*Work instructions*.
Transcribe each line of the records below exactly, excluding any embedded images.

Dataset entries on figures
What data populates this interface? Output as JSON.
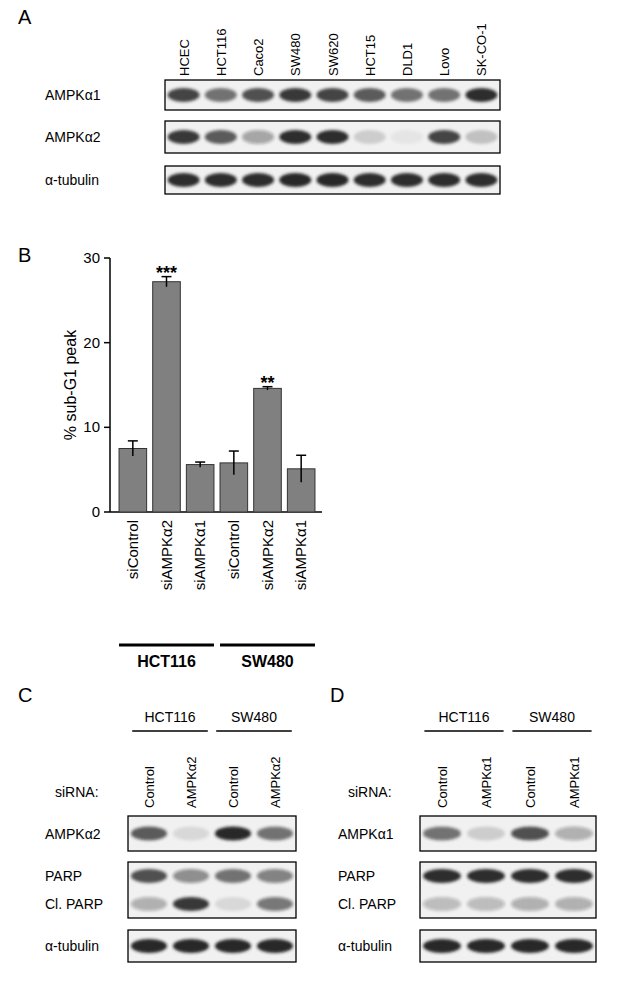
{
  "chart_data": {
    "type": "bar",
    "panel_label": "B",
    "y_label": "% sub-G1 peak",
    "categories": [
      "siControl",
      "siAMPKα2",
      "siAMPKα1",
      "siControl",
      "siAMPKα2",
      "siAMPKα1"
    ],
    "values": [
      7.5,
      27.2,
      5.6,
      5.8,
      14.6,
      5.1
    ],
    "errors": [
      0.9,
      0.6,
      0.3,
      1.4,
      0.2,
      1.6
    ],
    "significance": [
      null,
      "***",
      null,
      null,
      "**",
      null
    ],
    "groups": [
      {
        "name": "HCT116",
        "size": 3
      },
      {
        "name": "SW480",
        "size": 3
      }
    ],
    "color": "#808080",
    "ylim": [
      0,
      30
    ],
    "yticks": [
      0,
      10,
      20,
      30
    ]
  },
  "blots": [
    {
      "panel_label": "A",
      "groups": [
        {
          "lanes": [
            "HCEC",
            "HCT116",
            "Caco2",
            "SW480",
            "SW620",
            "HCT15",
            "DLD1",
            "Lovo",
            "SK-CO-1"
          ]
        }
      ],
      "rows": [
        {
          "bands": [
            {
              "label": "AMPKα1",
              "intensities": [
                0.8,
                0.6,
                0.75,
                0.85,
                0.8,
                0.7,
                0.6,
                0.6,
                0.9
              ]
            }
          ]
        },
        {
          "bands": [
            {
              "label": "AMPKα2",
              "intensities": [
                0.85,
                0.7,
                0.35,
                0.9,
                0.9,
                0.15,
                0.05,
                0.8,
                0.2
              ]
            }
          ]
        },
        {
          "bands": [
            {
              "label": "α-tubulin",
              "intensities": [
                0.9,
                0.9,
                0.9,
                0.95,
                0.95,
                0.9,
                0.9,
                0.9,
                0.9
              ]
            }
          ]
        }
      ]
    },
    {
      "panel_label": "C",
      "lane_title": "siRNA:",
      "groups": [
        {
          "name": "HCT116",
          "lanes": [
            "Control",
            "AMPKα2"
          ]
        },
        {
          "name": "SW480",
          "lanes": [
            "Control",
            "AMPKα2"
          ]
        }
      ],
      "rows": [
        {
          "bands": [
            {
              "label": "AMPKα2",
              "intensities": [
                0.7,
                0.1,
                0.95,
                0.6
              ]
            }
          ]
        },
        {
          "bands": [
            {
              "label": "PARP",
              "intensities": [
                0.75,
                0.45,
                0.6,
                0.5
              ]
            },
            {
              "label": "Cl. PARP",
              "intensities": [
                0.3,
                0.85,
                0.1,
                0.55
              ]
            }
          ]
        },
        {
          "bands": [
            {
              "label": "α-tubulin",
              "intensities": [
                0.95,
                0.95,
                0.95,
                0.95
              ]
            }
          ]
        }
      ]
    },
    {
      "panel_label": "D",
      "lane_title": "siRNA:",
      "groups": [
        {
          "name": "HCT116",
          "lanes": [
            "Control",
            "AMPKα1"
          ]
        },
        {
          "name": "SW480",
          "lanes": [
            "Control",
            "AMPKα1"
          ]
        }
      ],
      "rows": [
        {
          "bands": [
            {
              "label": "AMPKα1",
              "intensities": [
                0.6,
                0.15,
                0.75,
                0.3
              ]
            }
          ]
        },
        {
          "bands": [
            {
              "label": "PARP",
              "intensities": [
                0.9,
                0.9,
                0.9,
                0.9
              ]
            },
            {
              "label": "Cl. PARP",
              "intensities": [
                0.25,
                0.25,
                0.3,
                0.3
              ]
            }
          ]
        },
        {
          "bands": [
            {
              "label": "α-tubulin",
              "intensities": [
                0.95,
                0.95,
                0.95,
                0.95
              ]
            }
          ]
        }
      ]
    }
  ]
}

*Task output*.
What data populates this interface? Output as JSON.
{
  "chart_data": {
    "type": "bar",
    "panel_label": "B",
    "y_label": "% sub-G1 peak",
    "categories": [
      "siControl",
      "siAMPKα2",
      "siAMPKα1",
      "siControl",
      "siAMPKα2",
      "siAMPKα1"
    ],
    "values": [
      7.5,
      27.2,
      5.6,
      5.8,
      14.6,
      5.1
    ],
    "errors": [
      0.9,
      0.6,
      0.3,
      1.4,
      0.2,
      1.6
    ],
    "significance": [
      null,
      "***",
      null,
      null,
      "**",
      null
    ],
    "groups": [
      {
        "name": "HCT116",
        "size": 3
      },
      {
        "name": "SW480",
        "size": 3
      }
    ],
    "color": "#808080",
    "ylim": [
      0,
      30
    ],
    "yticks": [
      0,
      10,
      20,
      30
    ]
  },
  "blots": [
    {
      "panel_label": "A",
      "groups": [
        {
          "lanes": [
            "HCEC",
            "HCT116",
            "Caco2",
            "SW480",
            "SW620",
            "HCT15",
            "DLD1",
            "Lovo",
            "SK-CO-1"
          ]
        }
      ],
      "rows": [
        {
          "bands": [
            {
              "label": "AMPKα1",
              "intensities": [
                0.8,
                0.6,
                0.75,
                0.85,
                0.8,
                0.7,
                0.6,
                0.6,
                0.9
              ]
            }
          ]
        },
        {
          "bands": [
            {
              "label": "AMPKα2",
              "intensities": [
                0.85,
                0.7,
                0.35,
                0.9,
                0.9,
                0.15,
                0.05,
                0.8,
                0.2
              ]
            }
          ]
        },
        {
          "bands": [
            {
              "label": "α-tubulin",
              "intensities": [
                0.9,
                0.9,
                0.9,
                0.95,
                0.95,
                0.9,
                0.9,
                0.9,
                0.9
              ]
            }
          ]
        }
      ]
    },
    {
      "panel_label": "C",
      "lane_title": "siRNA:",
      "groups": [
        {
          "name": "HCT116",
          "lanes": [
            "Control",
            "AMPKα2"
          ]
        },
        {
          "name": "SW480",
          "lanes": [
            "Control",
            "AMPKα2"
          ]
        }
      ],
      "rows": [
        {
          "bands": [
            {
              "label": "AMPKα2",
              "intensities": [
                0.7,
                0.1,
                0.95,
                0.6
              ]
            }
          ]
        },
        {
          "bands": [
            {
              "label": "PARP",
              "intensities": [
                0.75,
                0.45,
                0.6,
                0.5
              ]
            },
            {
              "label": "Cl. PARP",
              "intensities": [
                0.3,
                0.85,
                0.1,
                0.55
              ]
            }
          ]
        },
        {
          "bands": [
            {
              "label": "α-tubulin",
              "intensities": [
                0.95,
                0.95,
                0.95,
                0.95
              ]
            }
          ]
        }
      ]
    },
    {
      "panel_label": "D",
      "lane_title": "siRNA:",
      "groups": [
        {
          "name": "HCT116",
          "lanes": [
            "Control",
            "AMPKα1"
          ]
        },
        {
          "name": "SW480",
          "lanes": [
            "Control",
            "AMPKα1"
          ]
        }
      ],
      "rows": [
        {
          "bands": [
            {
              "label": "AMPKα1",
              "intensities": [
                0.6,
                0.15,
                0.75,
                0.3
              ]
            }
          ]
        },
        {
          "bands": [
            {
              "label": "PARP",
              "intensities": [
                0.9,
                0.9,
                0.9,
                0.9
              ]
            },
            {
              "label": "Cl. PARP",
              "intensities": [
                0.25,
                0.25,
                0.3,
                0.3
              ]
            }
          ]
        },
        {
          "bands": [
            {
              "label": "α-tubulin",
              "intensities": [
                0.95,
                0.95,
                0.95,
                0.95
              ]
            }
          ]
        }
      ]
    }
  ]
}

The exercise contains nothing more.